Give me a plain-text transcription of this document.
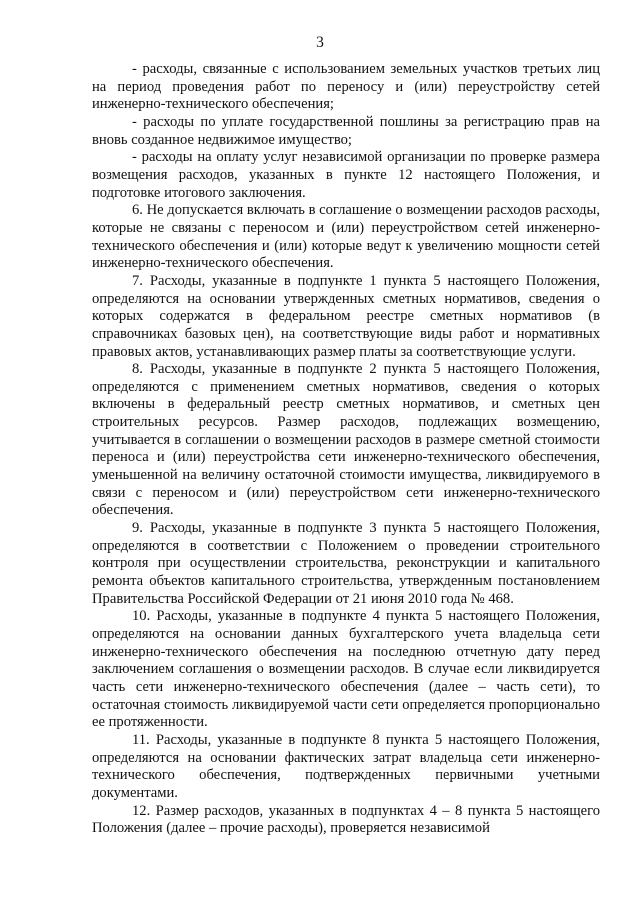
3

- расходы, связанные с использованием земельных участков третьих лиц на период проведения работ по переносу и (или) переустройству сетей инженерно-технического обеспечения;

- расходы по уплате государственной пошлины за регистрацию прав на вновь созданное недвижимое имущество;

- расходы на оплату услуг независимой организации по проверке размера возмещения расходов, указанных в пункте 12 настоящего Положения, и подготовке итогового заключения.

6. Не допускается включать в соглашение о возмещении расходов расходы, которые не связаны с переносом и (или) переустройством сетей инженерно-технического обеспечения и (или) которые ведут к увеличению мощности сетей инженерно-технического обеспечения.

7. Расходы, указанные в подпункте 1 пункта 5 настоящего Положения, определяются на основании утвержденных сметных нормативов, сведения о которых содержатся в федеральном реестре сметных нормативов (в справочниках базовых цен), на соответствующие виды работ и нормативных правовых актов, устанавливающих размер платы за соответствующие услуги.

8. Расходы, указанные в подпункте 2 пункта 5 настоящего Положения, определяются с применением сметных нормативов, сведения о которых включены в федеральный реестр сметных нормативов, и сметных цен строительных ресурсов. Размер расходов, подлежащих возмещению, учитывается в соглашении о возмещении расходов в размере сметной стоимости переноса и (или) переустройства сети инженерно-технического обеспечения, уменьшенной на величину остаточной стоимости имущества, ликвидируемого в связи с переносом и (или) переустройством сети инженерно-технического обеспечения.

9. Расходы, указанные в подпункте 3 пункта 5 настоящего Положения, определяются в соответствии с Положением о проведении строительного контроля при осуществлении строительства, реконструкции и капитального ремонта объектов капитального строительства, утвержденным постановлением Правительства Российской Федерации от 21 июня 2010 года № 468.

10. Расходы, указанные в подпункте 4 пункта 5 настоящего Положения, определяются на основании данных бухгалтерского учета владельца сети инженерно-технического обеспечения на последнюю отчетную дату перед заключением соглашения о возмещении расходов. В случае если ликвидируется часть сети инженерно-технического обеспечения (далее – часть сети), то остаточная стоимость ликвидируемой части сети определяется пропорционально ее протяженности.

11. Расходы, указанные в подпункте 8 пункта 5 настоящего Положения, определяются на основании фактических затрат владельца сети инженерно-технического обеспечения, подтвержденных первичными учетными документами.

12. Размер расходов, указанных в подпунктах 4 – 8 пункта 5 настоящего Положения (далее – прочие расходы), проверяется независимой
——————————
**GIVEN TASK:** Find all lines with "независимой" in them and copy each one.

**ANSWER TO THIS TASK:**
- расходы на оплату услуг независимой организации по проверке размера возмещения расходов, указанных в пункте 12 настоящего Положения, и подготовке итогового заключения.
12. Размер расходов, указанных в подпунктах 4 – 8 пункта 5 настоящего Положения (далее – прочие расходы), проверяется независимой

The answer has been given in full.